▶ **ENTRIES SHOWN**:
◇ ◇ ◇ ◇

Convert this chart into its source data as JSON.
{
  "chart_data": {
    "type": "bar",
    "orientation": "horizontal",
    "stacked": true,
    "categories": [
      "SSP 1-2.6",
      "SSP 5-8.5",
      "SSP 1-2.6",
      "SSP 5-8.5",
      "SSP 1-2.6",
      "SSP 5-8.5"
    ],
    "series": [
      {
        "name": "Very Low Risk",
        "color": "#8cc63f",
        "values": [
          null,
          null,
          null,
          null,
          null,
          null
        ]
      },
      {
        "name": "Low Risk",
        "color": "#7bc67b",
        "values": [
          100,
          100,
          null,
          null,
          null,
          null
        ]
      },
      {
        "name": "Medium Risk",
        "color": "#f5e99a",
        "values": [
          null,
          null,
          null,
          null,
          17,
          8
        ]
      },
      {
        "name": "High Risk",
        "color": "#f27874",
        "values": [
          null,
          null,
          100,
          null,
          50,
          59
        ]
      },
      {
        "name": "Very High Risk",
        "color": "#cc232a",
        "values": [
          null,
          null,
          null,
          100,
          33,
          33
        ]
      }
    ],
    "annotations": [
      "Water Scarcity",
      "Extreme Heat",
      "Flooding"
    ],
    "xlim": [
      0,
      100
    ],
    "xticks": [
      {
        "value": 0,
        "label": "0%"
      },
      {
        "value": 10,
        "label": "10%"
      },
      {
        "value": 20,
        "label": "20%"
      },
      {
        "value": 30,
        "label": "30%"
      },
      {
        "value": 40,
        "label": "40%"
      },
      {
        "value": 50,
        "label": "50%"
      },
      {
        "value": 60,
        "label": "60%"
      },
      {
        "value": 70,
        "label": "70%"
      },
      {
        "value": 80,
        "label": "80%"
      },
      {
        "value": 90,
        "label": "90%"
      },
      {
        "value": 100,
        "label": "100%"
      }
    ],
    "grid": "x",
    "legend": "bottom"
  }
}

◇ ◇ ◇ ◇

▶ **TASK INSTRUCTIONS**:
Extract all lines from the material above that include the word "Very".

▶ **SOLUTION FOR THIS PROBLEM**:
        "name": "Very Low Risk",
        "name": "Very High Risk",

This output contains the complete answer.